Saved data entries
****************************************

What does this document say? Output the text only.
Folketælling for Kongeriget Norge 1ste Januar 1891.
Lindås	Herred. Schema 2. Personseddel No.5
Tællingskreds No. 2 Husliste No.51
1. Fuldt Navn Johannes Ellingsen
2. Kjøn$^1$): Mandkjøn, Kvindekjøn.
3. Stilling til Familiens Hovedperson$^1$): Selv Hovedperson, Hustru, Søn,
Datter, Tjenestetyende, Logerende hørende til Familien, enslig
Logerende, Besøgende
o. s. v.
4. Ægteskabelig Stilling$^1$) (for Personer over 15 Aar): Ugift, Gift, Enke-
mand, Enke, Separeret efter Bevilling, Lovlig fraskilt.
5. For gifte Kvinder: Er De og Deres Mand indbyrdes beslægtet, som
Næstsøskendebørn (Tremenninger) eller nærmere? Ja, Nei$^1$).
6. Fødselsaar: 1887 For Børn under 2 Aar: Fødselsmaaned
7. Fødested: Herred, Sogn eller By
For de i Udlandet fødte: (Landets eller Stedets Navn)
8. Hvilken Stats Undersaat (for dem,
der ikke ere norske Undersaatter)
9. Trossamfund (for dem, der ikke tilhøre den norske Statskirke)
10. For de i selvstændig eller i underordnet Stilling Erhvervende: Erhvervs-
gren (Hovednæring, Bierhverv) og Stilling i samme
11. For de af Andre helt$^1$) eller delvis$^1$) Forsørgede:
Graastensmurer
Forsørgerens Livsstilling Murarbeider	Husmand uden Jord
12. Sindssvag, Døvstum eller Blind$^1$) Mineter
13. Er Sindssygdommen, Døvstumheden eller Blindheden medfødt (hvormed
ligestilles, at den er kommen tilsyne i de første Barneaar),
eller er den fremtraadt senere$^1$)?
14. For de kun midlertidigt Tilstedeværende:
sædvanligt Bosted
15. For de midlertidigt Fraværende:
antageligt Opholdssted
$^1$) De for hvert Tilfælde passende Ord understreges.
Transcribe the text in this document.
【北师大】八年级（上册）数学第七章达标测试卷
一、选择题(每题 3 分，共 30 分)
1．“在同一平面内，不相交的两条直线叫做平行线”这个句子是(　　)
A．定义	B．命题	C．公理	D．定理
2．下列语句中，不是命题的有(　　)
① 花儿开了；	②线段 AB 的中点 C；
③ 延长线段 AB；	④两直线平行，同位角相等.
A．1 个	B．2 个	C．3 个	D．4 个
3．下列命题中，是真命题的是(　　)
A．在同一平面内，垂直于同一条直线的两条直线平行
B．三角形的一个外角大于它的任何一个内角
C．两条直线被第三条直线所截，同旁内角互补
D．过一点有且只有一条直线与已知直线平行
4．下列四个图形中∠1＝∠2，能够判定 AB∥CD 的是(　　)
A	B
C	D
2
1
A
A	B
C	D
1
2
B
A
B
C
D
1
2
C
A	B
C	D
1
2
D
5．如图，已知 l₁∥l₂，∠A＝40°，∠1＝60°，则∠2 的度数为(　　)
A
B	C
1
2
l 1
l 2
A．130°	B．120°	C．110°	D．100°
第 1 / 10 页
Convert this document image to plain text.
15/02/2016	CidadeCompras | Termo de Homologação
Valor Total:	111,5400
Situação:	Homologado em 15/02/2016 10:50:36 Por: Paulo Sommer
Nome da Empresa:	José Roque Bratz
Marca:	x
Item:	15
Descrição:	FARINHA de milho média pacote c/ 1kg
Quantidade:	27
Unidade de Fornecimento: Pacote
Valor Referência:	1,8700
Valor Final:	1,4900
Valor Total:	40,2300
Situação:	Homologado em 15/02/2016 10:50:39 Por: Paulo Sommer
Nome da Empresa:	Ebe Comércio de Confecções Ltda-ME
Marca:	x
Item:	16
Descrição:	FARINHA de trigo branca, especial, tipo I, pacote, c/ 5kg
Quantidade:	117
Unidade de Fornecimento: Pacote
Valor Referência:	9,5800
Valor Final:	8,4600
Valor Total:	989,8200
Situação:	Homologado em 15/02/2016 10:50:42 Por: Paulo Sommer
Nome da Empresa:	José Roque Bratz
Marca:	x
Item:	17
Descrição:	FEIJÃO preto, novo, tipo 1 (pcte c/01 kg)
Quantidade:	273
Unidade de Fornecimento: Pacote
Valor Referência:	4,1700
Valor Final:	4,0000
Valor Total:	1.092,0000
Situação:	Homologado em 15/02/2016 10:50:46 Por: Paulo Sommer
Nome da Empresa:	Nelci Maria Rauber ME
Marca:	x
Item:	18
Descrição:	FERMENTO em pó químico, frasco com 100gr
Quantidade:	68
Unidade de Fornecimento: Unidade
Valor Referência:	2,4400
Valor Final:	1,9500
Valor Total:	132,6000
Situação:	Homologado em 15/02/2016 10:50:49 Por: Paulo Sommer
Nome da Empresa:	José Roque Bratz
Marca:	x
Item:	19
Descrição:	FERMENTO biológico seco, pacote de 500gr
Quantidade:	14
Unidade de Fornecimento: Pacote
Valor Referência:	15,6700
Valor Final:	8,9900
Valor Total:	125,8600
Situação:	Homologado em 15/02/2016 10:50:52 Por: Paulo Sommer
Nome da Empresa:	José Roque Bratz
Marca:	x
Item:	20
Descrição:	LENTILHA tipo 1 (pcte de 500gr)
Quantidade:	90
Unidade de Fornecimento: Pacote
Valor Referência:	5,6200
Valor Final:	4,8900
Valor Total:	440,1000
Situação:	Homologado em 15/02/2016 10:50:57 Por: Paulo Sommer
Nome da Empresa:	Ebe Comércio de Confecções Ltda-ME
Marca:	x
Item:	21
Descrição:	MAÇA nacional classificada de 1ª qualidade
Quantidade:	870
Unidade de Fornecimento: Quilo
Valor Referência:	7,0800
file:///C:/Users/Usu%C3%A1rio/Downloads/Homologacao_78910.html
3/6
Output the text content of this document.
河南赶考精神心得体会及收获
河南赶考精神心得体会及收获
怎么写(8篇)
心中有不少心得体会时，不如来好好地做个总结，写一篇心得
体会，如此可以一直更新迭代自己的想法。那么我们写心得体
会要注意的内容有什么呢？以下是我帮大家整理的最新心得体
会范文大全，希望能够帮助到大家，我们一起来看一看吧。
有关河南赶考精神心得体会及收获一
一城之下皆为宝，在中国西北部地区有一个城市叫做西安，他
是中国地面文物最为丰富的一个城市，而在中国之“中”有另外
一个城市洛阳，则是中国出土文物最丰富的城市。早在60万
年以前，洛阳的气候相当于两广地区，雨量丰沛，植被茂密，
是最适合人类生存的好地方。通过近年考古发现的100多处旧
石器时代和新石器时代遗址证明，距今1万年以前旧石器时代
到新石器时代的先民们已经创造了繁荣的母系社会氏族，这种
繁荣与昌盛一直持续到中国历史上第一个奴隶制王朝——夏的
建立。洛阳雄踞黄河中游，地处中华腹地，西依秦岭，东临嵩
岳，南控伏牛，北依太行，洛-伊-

****************************************

▸ **YOUR TASK**: Note every line above where the string "Logerende" shows up, and copy those lines.

▸ **FINISHED TASK**:
Datter, Tjenestetyende, Logerende hørende til Familien, enslig
Logerende, Besøgende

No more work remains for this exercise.